Write out each line exactly as given. Leave the pictures out of your copy.

— Start GIVEN DATA —

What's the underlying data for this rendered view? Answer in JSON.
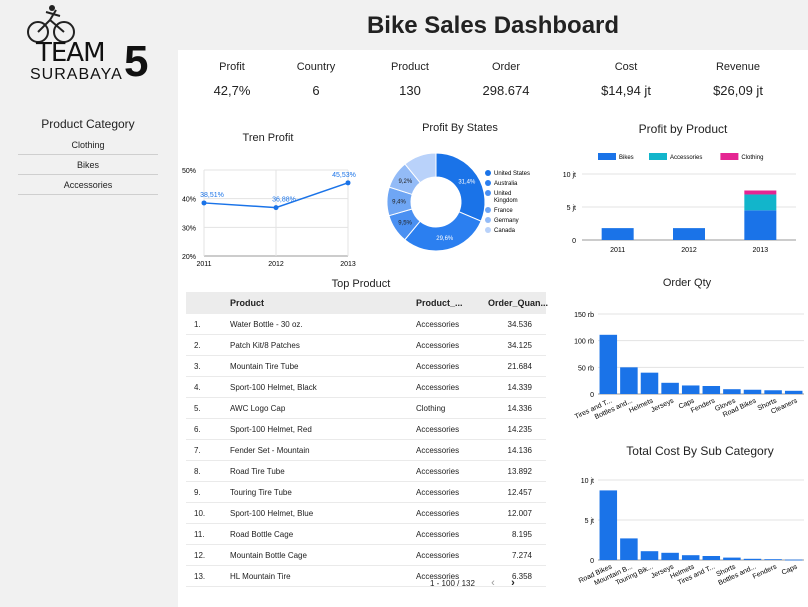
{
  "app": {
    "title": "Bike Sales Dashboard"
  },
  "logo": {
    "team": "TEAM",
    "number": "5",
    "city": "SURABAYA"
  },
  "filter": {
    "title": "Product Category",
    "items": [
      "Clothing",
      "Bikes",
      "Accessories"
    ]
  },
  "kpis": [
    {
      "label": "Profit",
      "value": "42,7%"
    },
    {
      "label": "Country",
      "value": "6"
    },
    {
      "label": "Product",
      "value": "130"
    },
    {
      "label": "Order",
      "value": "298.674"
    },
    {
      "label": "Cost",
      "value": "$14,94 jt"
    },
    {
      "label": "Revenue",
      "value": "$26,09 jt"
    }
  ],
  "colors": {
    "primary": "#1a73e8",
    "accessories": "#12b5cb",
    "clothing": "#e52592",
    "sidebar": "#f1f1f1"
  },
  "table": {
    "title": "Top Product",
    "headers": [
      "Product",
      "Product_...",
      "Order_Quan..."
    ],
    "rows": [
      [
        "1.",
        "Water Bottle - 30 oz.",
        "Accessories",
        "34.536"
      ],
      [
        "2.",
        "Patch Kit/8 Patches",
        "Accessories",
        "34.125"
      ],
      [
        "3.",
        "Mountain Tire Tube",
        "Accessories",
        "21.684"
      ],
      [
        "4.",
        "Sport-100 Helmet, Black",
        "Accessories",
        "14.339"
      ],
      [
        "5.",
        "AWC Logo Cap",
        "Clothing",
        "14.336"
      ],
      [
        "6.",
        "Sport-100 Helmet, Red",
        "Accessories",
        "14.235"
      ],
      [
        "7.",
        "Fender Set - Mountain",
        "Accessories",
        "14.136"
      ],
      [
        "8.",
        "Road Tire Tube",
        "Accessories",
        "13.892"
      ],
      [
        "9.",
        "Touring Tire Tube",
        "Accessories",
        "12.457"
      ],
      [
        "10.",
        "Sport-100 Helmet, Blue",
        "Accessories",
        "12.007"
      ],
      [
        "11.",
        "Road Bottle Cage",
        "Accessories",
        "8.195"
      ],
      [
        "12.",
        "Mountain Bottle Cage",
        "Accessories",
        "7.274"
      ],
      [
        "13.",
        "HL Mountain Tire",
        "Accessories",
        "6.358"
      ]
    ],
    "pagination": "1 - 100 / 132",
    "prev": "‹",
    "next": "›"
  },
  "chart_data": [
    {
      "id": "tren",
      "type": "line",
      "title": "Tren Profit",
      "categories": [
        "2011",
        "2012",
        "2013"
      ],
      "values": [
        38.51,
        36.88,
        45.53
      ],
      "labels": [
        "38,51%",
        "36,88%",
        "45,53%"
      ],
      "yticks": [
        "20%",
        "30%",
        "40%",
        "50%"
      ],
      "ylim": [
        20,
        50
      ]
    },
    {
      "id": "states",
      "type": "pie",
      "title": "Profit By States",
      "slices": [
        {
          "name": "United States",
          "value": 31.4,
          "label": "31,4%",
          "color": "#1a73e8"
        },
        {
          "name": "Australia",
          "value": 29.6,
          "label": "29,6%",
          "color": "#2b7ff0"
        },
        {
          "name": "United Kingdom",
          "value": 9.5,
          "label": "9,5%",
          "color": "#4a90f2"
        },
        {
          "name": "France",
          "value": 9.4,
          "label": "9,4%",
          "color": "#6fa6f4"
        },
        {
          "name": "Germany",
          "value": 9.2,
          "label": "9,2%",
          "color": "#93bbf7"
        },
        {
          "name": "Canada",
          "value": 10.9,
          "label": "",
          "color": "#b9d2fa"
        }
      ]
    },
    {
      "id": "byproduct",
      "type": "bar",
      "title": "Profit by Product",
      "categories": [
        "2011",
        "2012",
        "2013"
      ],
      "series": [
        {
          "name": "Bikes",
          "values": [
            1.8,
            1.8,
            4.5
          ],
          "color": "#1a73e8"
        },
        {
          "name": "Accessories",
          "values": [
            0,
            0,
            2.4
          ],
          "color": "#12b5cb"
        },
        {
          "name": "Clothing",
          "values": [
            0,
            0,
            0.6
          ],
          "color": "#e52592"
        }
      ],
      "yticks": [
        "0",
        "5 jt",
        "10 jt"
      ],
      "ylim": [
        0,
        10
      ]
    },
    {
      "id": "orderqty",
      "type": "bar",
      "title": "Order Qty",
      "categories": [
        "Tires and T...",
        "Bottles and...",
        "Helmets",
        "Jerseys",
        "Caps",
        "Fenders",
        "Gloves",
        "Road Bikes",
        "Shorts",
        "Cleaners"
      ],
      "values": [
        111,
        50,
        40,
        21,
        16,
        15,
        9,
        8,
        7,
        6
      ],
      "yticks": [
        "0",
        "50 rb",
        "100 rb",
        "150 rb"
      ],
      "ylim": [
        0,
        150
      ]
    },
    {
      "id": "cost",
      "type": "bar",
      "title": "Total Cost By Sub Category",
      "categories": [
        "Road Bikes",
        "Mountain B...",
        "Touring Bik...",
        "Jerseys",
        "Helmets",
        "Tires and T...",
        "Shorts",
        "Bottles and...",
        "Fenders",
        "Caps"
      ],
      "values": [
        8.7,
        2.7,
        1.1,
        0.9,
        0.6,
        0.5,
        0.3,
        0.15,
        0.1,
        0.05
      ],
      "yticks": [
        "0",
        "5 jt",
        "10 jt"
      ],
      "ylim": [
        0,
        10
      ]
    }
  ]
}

— End GIVEN DATA —

## REPLY
What's the underlying data for this rendered view? Answer in JSON.
{
  "app": {
    "title": "Bike Sales Dashboard"
  },
  "logo": {
    "team": "TEAM",
    "number": "5",
    "city": "SURABAYA"
  },
  "filter": {
    "title": "Product Category",
    "items": [
      "Clothing",
      "Bikes",
      "Accessories"
    ]
  },
  "kpis": [
    {
      "label": "Profit",
      "value": "42,7%"
    },
    {
      "label": "Country",
      "value": "6"
    },
    {
      "label": "Product",
      "value": "130"
    },
    {
      "label": "Order",
      "value": "298.674"
    },
    {
      "label": "Cost",
      "value": "$14,94 jt"
    },
    {
      "label": "Revenue",
      "value": "$26,09 jt"
    }
  ],
  "colors": {
    "primary": "#1a73e8",
    "accessories": "#12b5cb",
    "clothing": "#e52592",
    "sidebar": "#f1f1f1"
  },
  "table": {
    "title": "Top Product",
    "headers": [
      "Product",
      "Product_...",
      "Order_Quan..."
    ],
    "rows": [
      [
        "1.",
        "Water Bottle - 30 oz.",
        "Accessories",
        "34.536"
      ],
      [
        "2.",
        "Patch Kit/8 Patches",
        "Accessories",
        "34.125"
      ],
      [
        "3.",
        "Mountain Tire Tube",
        "Accessories",
        "21.684"
      ],
      [
        "4.",
        "Sport-100 Helmet, Black",
        "Accessories",
        "14.339"
      ],
      [
        "5.",
        "AWC Logo Cap",
        "Clothing",
        "14.336"
      ],
      [
        "6.",
        "Sport-100 Helmet, Red",
        "Accessories",
        "14.235"
      ],
      [
        "7.",
        "Fender Set - Mountain",
        "Accessories",
        "14.136"
      ],
      [
        "8.",
        "Road Tire Tube",
        "Accessories",
        "13.892"
      ],
      [
        "9.",
        "Touring Tire Tube",
        "Accessories",
        "12.457"
      ],
      [
        "10.",
        "Sport-100 Helmet, Blue",
        "Accessories",
        "12.007"
      ],
      [
        "11.",
        "Road Bottle Cage",
        "Accessories",
        "8.195"
      ],
      [
        "12.",
        "Mountain Bottle Cage",
        "Accessories",
        "7.274"
      ],
      [
        "13.",
        "HL Mountain Tire",
        "Accessories",
        "6.358"
      ]
    ],
    "pagination": "1 - 100 / 132",
    "prev": "‹",
    "next": "›"
  },
  "chart_data": [
    {
      "id": "tren",
      "type": "line",
      "title": "Tren Profit",
      "categories": [
        "2011",
        "2012",
        "2013"
      ],
      "values": [
        38.51,
        36.88,
        45.53
      ],
      "labels": [
        "38,51%",
        "36,88%",
        "45,53%"
      ],
      "yticks": [
        "20%",
        "30%",
        "40%",
        "50%"
      ],
      "ylim": [
        20,
        50
      ]
    },
    {
      "id": "states",
      "type": "pie",
      "title": "Profit By States",
      "slices": [
        {
          "name": "United States",
          "value": 31.4,
          "label": "31,4%",
          "color": "#1a73e8"
        },
        {
          "name": "Australia",
          "value": 29.6,
          "label": "29,6%",
          "color": "#2b7ff0"
        },
        {
          "name": "United Kingdom",
          "value": 9.5,
          "label": "9,5%",
          "color": "#4a90f2"
        },
        {
          "name": "France",
          "value": 9.4,
          "label": "9,4%",
          "color": "#6fa6f4"
        },
        {
          "name": "Germany",
          "value": 9.2,
          "label": "9,2%",
          "color": "#93bbf7"
        },
        {
          "name": "Canada",
          "value": 10.9,
          "label": "",
          "color": "#b9d2fa"
        }
      ]
    },
    {
      "id": "byproduct",
      "type": "bar",
      "title": "Profit by Product",
      "categories": [
        "2011",
        "2012",
        "2013"
      ],
      "series": [
        {
          "name": "Bikes",
          "values": [
            1.8,
            1.8,
            4.5
          ],
          "color": "#1a73e8"
        },
        {
          "name": "Accessories",
          "values": [
            0,
            0,
            2.4
          ],
          "color": "#12b5cb"
        },
        {
          "name": "Clothing",
          "values": [
            0,
            0,
            0.6
          ],
          "color": "#e52592"
        }
      ],
      "yticks": [
        "0",
        "5 jt",
        "10 jt"
      ],
      "ylim": [
        0,
        10
      ]
    },
    {
      "id": "orderqty",
      "type": "bar",
      "title": "Order Qty",
      "categories": [
        "Tires and T...",
        "Bottles and...",
        "Helmets",
        "Jerseys",
        "Caps",
        "Fenders",
        "Gloves",
        "Road Bikes",
        "Shorts",
        "Cleaners"
      ],
      "values": [
        111,
        50,
        40,
        21,
        16,
        15,
        9,
        8,
        7,
        6
      ],
      "yticks": [
        "0",
        "50 rb",
        "100 rb",
        "150 rb"
      ],
      "ylim": [
        0,
        150
      ]
    },
    {
      "id": "cost",
      "type": "bar",
      "title": "Total Cost By Sub Category",
      "categories": [
        "Road Bikes",
        "Mountain B...",
        "Touring Bik...",
        "Jerseys",
        "Helmets",
        "Tires and T...",
        "Shorts",
        "Bottles and...",
        "Fenders",
        "Caps"
      ],
      "values": [
        8.7,
        2.7,
        1.1,
        0.9,
        0.6,
        0.5,
        0.3,
        0.15,
        0.1,
        0.05
      ],
      "yticks": [
        "0",
        "5 jt",
        "10 jt"
      ],
      "ylim": [
        0,
        10
      ]
    }
  ]
}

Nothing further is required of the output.